* DIRECTIVE:
The records below need retyping in full; give them again exactly.

** start of RAW RECORDS **

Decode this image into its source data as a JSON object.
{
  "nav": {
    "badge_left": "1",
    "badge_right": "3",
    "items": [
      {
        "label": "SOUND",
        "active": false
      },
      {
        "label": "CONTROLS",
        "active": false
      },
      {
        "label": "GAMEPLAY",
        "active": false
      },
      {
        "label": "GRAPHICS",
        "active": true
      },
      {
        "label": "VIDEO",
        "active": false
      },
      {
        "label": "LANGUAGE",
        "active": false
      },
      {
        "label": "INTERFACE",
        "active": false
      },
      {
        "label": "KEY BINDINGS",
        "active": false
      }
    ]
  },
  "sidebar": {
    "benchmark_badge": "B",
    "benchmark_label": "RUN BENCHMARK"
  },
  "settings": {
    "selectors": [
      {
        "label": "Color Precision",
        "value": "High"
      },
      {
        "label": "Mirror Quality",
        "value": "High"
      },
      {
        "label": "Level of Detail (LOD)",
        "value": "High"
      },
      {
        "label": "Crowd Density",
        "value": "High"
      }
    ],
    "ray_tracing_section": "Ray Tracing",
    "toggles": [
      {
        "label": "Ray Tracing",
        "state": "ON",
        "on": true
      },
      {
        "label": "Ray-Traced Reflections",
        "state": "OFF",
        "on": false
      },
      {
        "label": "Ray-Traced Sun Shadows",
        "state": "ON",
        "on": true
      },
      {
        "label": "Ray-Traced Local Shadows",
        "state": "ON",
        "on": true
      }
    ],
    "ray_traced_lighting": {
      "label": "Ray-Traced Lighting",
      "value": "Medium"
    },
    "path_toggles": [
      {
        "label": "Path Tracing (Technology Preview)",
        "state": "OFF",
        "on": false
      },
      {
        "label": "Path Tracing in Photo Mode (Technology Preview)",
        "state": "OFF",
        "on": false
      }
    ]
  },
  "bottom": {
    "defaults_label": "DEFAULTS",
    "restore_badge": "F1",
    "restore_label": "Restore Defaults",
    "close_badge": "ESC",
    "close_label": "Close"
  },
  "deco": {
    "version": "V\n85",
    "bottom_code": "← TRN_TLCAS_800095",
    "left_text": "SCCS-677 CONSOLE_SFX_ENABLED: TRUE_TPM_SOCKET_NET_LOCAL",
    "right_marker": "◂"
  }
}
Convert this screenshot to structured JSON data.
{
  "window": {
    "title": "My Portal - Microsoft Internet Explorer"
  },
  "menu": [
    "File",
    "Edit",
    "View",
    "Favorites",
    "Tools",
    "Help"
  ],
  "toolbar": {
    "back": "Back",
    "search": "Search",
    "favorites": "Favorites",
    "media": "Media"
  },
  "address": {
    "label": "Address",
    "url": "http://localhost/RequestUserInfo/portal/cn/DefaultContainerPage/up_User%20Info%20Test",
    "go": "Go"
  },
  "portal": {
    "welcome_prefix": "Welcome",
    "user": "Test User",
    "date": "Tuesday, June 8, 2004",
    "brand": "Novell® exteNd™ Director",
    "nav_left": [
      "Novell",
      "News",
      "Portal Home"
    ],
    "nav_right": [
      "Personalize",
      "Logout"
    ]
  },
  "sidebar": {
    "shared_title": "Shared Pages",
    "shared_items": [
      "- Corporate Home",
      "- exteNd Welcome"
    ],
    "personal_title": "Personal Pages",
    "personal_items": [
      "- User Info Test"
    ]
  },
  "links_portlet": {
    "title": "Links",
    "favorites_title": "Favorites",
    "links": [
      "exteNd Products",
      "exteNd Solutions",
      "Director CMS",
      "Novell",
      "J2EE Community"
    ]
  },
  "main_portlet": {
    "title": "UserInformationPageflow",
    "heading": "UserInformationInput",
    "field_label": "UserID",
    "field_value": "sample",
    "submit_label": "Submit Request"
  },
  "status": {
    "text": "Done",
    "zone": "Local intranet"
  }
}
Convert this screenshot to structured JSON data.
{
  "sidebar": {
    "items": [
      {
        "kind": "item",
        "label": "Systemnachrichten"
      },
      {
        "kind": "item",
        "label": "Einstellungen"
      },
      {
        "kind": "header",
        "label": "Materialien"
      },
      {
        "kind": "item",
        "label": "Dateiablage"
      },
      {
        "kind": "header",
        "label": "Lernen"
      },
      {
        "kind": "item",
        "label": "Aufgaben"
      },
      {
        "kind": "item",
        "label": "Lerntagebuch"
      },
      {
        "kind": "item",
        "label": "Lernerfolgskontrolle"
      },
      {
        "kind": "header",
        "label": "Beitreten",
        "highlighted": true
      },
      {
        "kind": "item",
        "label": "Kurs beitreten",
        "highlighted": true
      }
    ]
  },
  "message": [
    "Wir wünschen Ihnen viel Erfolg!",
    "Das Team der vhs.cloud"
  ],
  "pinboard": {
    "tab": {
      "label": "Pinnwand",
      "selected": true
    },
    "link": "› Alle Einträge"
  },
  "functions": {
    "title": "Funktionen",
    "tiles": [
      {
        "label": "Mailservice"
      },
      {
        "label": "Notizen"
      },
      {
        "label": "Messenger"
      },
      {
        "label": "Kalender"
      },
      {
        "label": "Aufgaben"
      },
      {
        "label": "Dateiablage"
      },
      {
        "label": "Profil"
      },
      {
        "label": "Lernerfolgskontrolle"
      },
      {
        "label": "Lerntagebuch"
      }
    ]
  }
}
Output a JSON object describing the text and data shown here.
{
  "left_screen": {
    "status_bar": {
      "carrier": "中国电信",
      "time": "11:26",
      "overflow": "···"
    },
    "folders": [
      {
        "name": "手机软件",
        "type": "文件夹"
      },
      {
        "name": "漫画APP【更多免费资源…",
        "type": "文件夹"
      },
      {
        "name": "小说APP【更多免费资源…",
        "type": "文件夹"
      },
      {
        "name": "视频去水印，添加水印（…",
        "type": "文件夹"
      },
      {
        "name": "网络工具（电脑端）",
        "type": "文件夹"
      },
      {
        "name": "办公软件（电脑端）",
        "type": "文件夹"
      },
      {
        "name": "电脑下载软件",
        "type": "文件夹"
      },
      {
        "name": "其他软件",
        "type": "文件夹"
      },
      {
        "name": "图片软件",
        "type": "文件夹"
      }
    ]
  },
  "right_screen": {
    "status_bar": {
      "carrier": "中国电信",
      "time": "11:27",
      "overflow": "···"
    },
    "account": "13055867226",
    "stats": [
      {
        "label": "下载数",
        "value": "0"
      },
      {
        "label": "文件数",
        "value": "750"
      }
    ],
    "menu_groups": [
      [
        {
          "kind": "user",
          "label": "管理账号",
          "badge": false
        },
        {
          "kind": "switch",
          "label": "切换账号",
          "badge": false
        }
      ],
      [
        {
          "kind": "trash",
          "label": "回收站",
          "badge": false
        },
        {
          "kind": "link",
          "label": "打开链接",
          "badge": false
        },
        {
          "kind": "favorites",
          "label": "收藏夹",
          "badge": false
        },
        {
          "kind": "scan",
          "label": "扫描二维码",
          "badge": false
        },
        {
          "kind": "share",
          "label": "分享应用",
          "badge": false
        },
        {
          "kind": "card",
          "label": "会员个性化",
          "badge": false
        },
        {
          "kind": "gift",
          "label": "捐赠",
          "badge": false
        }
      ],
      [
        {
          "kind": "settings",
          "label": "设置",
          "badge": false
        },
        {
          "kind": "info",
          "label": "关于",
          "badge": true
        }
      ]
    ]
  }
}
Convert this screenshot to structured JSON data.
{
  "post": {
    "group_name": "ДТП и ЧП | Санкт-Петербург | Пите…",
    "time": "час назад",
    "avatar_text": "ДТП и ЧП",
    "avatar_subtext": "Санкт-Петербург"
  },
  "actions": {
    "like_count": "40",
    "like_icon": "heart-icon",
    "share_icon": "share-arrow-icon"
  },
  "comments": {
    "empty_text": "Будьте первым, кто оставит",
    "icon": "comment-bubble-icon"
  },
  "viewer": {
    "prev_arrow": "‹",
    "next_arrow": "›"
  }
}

** end of RAW RECORDS **

* TASK ANSWER:
Decode this image into its source data as a JSON object.
{
  "nav": {
    "badge_left": "1",
    "badge_right": "3",
    "items": [
      {
        "label": "SOUND",
        "active": false
      },
      {
        "label": "CONTROLS",
        "active": false
      },
      {
        "label": "GAMEPLAY",
        "active": false
      },
      {
        "label": "GRAPHICS",
        "active": true
      },
      {
        "label": "VIDEO",
        "active": false
      },
      {
        "label": "LANGUAGE",
        "active": false
      },
      {
        "label": "INTERFACE",
        "active": false
      },
      {
        "label": "KEY BINDINGS",
        "active": false
      }
    ]
  },
  "sidebar": {
    "benchmark_badge": "B",
    "benchmark_label": "RUN BENCHMARK"
  },
  "settings": {
    "selectors": [
      {
        "label": "Color Precision",
        "value": "High"
      },
      {
        "label": "Mirror Quality",
        "value": "High"
      },
      {
        "label": "Level of Detail (LOD)",
        "value": "High"
      },
      {
        "label": "Crowd Density",
        "value": "High"
      }
    ],
    "ray_tracing_section": "Ray Tracing",
    "toggles": [
      {
        "label": "Ray Tracing",
        "state": "ON",
        "on": true
      },
      {
        "label": "Ray-Traced Reflections",
        "state": "OFF",
        "on": false
      },
      {
        "label": "Ray-Traced Sun Shadows",
        "state": "ON",
        "on": true
      },
      {
        "label": "Ray-Traced Local Shadows",
        "state": "ON",
        "on": true
      }
    ],
    "ray_traced_lighting": {
      "label": "Ray-Traced Lighting",
      "value": "Medium"
    },
    "path_toggles": [
      {
        "label": "Path Tracing (Technology Preview)",
        "state": "OFF",
        "on": false
      },
      {
        "label": "Path Tracing in Photo Mode (Technology Preview)",
        "state": "OFF",
        "on": false
      }
    ]
  },
  "bottom": {
    "defaults_label": "DEFAULTS",
    "restore_badge": "F1",
    "restore_label": "Restore Defaults",
    "close_badge": "ESC",
    "close_label": "Close"
  },
  "deco": {
    "version": "V\n85",
    "bottom_code": "← TRN_TLCAS_800095",
    "left_text": "SCCS-677 CONSOLE_SFX_ENABLED: TRUE_TPM_SOCKET_NET_LOCAL",
    "right_marker": "◂"
  }
}
Convert this screenshot to structured JSON data.
{
  "window": {
    "title": "My Portal - Microsoft Internet Explorer"
  },
  "menu": [
    "File",
    "Edit",
    "View",
    "Favorites",
    "Tools",
    "Help"
  ],
  "toolbar": {
    "back": "Back",
    "search": "Search",
    "favorites": "Favorites",
    "media": "Media"
  },
  "address": {
    "label": "Address",
    "url": "http://localhost/RequestUserInfo/portal/cn/DefaultContainerPage/up_User%20Info%20Test",
    "go": "Go"
  },
  "portal": {
    "welcome_prefix": "Welcome",
    "user": "Test User",
    "date": "Tuesday, June 8, 2004",
    "brand": "Novell® exteNd™ Director",
    "nav_left": [
      "Novell",
      "News",
      "Portal Home"
    ],
    "nav_right": [
      "Personalize",
      "Logout"
    ]
  },
  "sidebar": {
    "shared_title": "Shared Pages",
    "shared_items": [
      "- Corporate Home",
      "- exteNd Welcome"
    ],
    "personal_title": "Personal Pages",
    "personal_items": [
      "- User Info Test"
    ]
  },
  "links_portlet": {
    "title": "Links",
    "favorites_title": "Favorites",
    "links": [
      "exteNd Products",
      "exteNd Solutions",
      "Director CMS",
      "Novell",
      "J2EE Community"
    ]
  },
  "main_portlet": {
    "title": "UserInformationPageflow",
    "heading": "UserInformationInput",
    "field_label": "UserID",
    "field_value": "sample",
    "submit_label": "Submit Request"
  },
  "status": {
    "text": "Done",
    "zone": "Local intranet"
  }
}
Convert this screenshot to structured JSON data.
{
  "sidebar": {
    "items": [
      {
        "kind": "item",
        "label": "Systemnachrichten"
      },
      {
        "kind": "item",
        "label": "Einstellungen"
      },
      {
        "kind": "header",
        "label": "Materialien"
      },
      {
        "kind": "item",
        "label": "Dateiablage"
      },
      {
        "kind": "header",
        "label": "Lernen"
      },
      {
        "kind": "item",
        "label": "Aufgaben"
      },
      {
        "kind": "item",
        "label": "Lerntagebuch"
      },
      {
        "kind": "item",
        "label": "Lernerfolgskontrolle"
      },
      {
        "kind": "header",
        "label": "Beitreten",
        "highlighted": true
      },
      {
        "kind": "item",
        "label": "Kurs beitreten",
        "highlighted": true
      }
    ]
  },
  "message": [
    "Wir wünschen Ihnen viel Erfolg!",
    "Das Team der vhs.cloud"
  ],
  "pinboard": {
    "tab": {
      "label": "Pinnwand",
      "selected": true
    },
    "link": "› Alle Einträge"
  },
  "functions": {
    "title": "Funktionen",
    "tiles": [
      {
        "label": "Mailservice"
      },
      {
        "label": "Notizen"
      },
      {
        "label": "Messenger"
      },
      {
        "label": "Kalender"
      },
      {
        "label": "Aufgaben"
      },
      {
        "label": "Dateiablage"
      },
      {
        "label": "Profil"
      },
      {
        "label": "Lernerfolgskontrolle"
      },
      {
        "label": "Lerntagebuch"
      }
    ]
  }
}
Output a JSON object describing the text and data shown here.
{
  "left_screen": {
    "status_bar": {
      "carrier": "中国电信",
      "time": "11:26",
      "overflow": "···"
    },
    "folders": [
      {
        "name": "手机软件",
        "type": "文件夹"
      },
      {
        "name": "漫画APP【更多免费资源…",
        "type": "文件夹"
      },
      {
        "name": "小说APP【更多免费资源…",
        "type": "文件夹"
      },
      {
        "name": "视频去水印，添加水印（…",
        "type": "文件夹"
      },
      {
        "name": "网络工具（电脑端）",
        "type": "文件夹"
      },
      {
        "name": "办公软件（电脑端）",
        "type": "文件夹"
      },
      {
        "name": "电脑下载软件",
        "type": "文件夹"
      },
      {
        "name": "其他软件",
        "type": "文件夹"
      },
      {
        "name": "图片软件",
        "type": "文件夹"
      }
    ]
  },
  "right_screen": {
    "status_bar": {
      "carrier": "中国电信",
      "time": "11:27",
      "overflow": "···"
    },
    "account": "13055867226",
    "stats": [
      {
        "label": "下载数",
        "value": "0"
      },
      {
        "label": "文件数",
        "value": "750"
      }
    ],
    "menu_groups": [
      [
        {
          "kind": "user",
          "label": "管理账号",
          "badge": false
        },
        {
          "kind": "switch",
          "label": "切换账号",
          "badge": false
        }
      ],
      [
        {
          "kind": "trash",
          "label": "回收站",
          "badge": false
        },
        {
          "kind": "link",
          "label": "打开链接",
          "badge": false
        },
        {
          "kind": "favorites",
          "label": "收藏夹",
          "badge": false
        },
        {
          "kind": "scan",
          "label": "扫描二维码",
          "badge": false
        },
        {
          "kind": "share",
          "label": "分享应用",
          "badge": false
        },
        {
          "kind": "card",
          "label": "会员个性化",
          "badge": false
        },
        {
          "kind": "gift",
          "label": "捐赠",
          "badge": false
        }
      ],
      [
        {
          "kind": "settings",
          "label": "设置",
          "badge": false
        },
        {
          "kind": "info",
          "label": "关于",
          "badge": true
        }
      ]
    ]
  }
}
Convert this screenshot to structured JSON data.
{
  "post": {
    "group_name": "ДТП и ЧП | Санкт-Петербург | Пите…",
    "time": "час назад",
    "avatar_text": "ДТП и ЧП",
    "avatar_subtext": "Санкт-Петербург"
  },
  "actions": {
    "like_count": "40",
    "like_icon": "heart-icon",
    "share_icon": "share-arrow-icon"
  },
  "comments": {
    "empty_text": "Будьте первым, кто оставит",
    "icon": "comment-bubble-icon"
  },
  "viewer": {
    "prev_arrow": "‹",
    "next_arrow": "›"
  }
}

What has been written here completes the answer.